▶ _INSTRUCTION_
Every line that holds "Mindeststrichstärke" should be shown.

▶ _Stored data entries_
-.-.-

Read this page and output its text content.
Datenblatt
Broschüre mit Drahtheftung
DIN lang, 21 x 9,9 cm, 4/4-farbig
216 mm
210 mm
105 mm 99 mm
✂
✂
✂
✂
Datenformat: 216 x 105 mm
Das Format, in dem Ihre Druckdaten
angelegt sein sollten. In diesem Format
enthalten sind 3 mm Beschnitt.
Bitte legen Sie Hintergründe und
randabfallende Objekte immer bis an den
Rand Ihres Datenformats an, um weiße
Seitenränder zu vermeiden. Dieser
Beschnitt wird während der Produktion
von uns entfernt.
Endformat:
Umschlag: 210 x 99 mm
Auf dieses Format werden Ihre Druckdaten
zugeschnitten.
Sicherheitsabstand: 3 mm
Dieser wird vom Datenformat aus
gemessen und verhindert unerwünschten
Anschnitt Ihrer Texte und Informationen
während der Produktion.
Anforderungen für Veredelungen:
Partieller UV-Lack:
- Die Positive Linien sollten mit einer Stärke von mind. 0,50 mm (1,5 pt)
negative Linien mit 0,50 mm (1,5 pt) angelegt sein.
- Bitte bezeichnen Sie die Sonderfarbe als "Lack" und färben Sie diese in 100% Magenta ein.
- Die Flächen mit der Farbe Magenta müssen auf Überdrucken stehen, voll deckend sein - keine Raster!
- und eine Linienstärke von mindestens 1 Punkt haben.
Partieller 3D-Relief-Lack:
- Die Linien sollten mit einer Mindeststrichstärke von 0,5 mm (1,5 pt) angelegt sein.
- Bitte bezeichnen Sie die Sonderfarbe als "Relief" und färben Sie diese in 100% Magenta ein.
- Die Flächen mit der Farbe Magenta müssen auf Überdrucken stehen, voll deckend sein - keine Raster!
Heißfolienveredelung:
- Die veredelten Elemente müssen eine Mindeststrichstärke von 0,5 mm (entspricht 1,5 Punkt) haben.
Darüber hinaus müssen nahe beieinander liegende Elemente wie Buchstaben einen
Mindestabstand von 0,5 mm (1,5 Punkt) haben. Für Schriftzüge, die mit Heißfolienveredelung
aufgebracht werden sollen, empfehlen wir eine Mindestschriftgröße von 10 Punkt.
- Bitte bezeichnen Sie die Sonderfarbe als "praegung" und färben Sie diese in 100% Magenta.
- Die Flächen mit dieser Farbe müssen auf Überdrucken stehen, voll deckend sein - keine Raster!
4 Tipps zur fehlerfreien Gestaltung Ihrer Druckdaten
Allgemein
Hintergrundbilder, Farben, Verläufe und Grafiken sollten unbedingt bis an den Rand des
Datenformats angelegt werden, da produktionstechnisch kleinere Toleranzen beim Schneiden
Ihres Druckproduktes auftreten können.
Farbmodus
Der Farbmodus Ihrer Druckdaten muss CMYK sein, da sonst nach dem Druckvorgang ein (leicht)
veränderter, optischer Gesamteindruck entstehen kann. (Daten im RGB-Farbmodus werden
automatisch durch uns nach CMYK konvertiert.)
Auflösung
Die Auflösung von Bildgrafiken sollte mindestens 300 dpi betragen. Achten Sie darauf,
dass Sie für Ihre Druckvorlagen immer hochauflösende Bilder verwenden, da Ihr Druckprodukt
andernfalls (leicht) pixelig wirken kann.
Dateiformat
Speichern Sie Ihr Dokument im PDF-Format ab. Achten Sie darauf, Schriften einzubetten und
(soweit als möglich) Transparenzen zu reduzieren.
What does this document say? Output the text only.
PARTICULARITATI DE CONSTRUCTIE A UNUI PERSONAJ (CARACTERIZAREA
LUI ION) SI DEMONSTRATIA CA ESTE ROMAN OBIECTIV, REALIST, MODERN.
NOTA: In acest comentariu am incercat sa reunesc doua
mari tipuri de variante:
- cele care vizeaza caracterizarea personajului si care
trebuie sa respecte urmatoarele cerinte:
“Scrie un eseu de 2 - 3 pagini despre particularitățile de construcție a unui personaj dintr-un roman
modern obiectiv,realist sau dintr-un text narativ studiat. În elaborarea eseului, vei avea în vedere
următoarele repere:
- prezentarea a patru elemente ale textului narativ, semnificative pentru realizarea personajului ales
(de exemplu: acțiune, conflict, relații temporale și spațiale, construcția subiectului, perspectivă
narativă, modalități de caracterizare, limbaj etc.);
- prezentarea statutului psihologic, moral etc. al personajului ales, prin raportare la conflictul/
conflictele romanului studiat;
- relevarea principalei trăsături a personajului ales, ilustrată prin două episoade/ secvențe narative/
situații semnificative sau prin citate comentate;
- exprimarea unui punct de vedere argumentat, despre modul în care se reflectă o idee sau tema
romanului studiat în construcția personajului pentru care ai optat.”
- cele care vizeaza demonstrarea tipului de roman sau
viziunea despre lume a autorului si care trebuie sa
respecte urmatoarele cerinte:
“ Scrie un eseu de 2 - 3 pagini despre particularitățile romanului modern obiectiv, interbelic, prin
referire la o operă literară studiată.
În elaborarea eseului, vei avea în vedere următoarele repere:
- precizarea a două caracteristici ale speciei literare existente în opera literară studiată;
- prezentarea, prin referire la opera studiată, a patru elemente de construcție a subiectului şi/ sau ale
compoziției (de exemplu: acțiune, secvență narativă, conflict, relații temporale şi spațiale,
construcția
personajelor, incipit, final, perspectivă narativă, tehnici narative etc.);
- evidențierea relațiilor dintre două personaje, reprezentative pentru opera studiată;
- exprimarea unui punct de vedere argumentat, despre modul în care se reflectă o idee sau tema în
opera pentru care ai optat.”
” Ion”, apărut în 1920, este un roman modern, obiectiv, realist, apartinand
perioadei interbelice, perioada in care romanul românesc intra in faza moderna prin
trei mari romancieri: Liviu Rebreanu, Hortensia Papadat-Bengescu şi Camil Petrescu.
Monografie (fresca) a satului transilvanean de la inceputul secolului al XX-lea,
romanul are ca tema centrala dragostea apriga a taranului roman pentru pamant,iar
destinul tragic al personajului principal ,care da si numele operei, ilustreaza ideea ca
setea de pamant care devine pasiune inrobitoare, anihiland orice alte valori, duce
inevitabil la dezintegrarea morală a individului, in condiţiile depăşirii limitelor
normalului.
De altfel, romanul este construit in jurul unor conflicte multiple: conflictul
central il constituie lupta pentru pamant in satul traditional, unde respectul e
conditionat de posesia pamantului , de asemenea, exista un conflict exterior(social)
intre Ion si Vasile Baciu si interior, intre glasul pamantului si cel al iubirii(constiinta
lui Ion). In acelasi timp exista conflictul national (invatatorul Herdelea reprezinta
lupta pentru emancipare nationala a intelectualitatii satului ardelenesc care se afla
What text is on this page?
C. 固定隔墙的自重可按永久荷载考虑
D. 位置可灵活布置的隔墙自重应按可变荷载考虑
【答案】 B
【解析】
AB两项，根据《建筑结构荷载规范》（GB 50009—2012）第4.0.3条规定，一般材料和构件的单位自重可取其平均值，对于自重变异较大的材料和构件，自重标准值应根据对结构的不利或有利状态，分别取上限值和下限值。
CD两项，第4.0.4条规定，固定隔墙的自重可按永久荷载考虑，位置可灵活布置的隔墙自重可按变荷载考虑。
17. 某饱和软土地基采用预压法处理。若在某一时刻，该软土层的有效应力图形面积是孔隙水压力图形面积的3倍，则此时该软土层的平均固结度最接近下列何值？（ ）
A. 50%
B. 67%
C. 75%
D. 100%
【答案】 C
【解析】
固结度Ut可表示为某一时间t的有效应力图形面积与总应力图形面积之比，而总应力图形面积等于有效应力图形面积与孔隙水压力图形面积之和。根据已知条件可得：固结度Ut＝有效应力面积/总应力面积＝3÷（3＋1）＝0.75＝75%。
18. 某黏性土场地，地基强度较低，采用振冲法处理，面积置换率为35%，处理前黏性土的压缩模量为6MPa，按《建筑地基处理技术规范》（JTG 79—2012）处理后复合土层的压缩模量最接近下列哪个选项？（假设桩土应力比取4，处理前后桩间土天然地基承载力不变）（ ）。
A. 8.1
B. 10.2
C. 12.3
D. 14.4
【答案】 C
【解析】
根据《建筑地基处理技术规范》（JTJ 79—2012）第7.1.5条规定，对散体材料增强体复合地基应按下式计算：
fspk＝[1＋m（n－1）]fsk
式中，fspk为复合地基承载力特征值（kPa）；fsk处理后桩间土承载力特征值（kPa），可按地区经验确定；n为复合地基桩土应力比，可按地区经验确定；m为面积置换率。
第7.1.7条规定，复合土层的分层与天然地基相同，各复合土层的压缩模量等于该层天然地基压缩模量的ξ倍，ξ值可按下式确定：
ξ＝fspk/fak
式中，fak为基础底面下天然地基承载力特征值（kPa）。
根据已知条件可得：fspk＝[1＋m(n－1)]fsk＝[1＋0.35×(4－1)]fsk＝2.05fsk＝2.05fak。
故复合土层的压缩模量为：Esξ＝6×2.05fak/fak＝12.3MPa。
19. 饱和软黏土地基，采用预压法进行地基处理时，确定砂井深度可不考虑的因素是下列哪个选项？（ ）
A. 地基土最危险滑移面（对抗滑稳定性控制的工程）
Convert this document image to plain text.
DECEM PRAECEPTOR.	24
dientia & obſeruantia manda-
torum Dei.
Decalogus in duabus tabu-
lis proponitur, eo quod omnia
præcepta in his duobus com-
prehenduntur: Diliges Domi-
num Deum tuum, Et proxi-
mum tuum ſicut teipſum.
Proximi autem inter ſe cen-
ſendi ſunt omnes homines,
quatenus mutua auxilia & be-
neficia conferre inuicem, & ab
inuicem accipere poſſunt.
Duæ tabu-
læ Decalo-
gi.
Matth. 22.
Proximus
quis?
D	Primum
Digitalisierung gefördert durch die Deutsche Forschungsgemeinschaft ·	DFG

-.-.-

▶ _TASK SOLUTION_
- Die Linien sollten mit einer Mindeststrichstärke von 0,5 mm (1,5 pt) angelegt sein.
- Die veredelten Elemente müssen eine Mindeststrichstärke von 0,5 mm (entspricht 1,5 Punkt) haben.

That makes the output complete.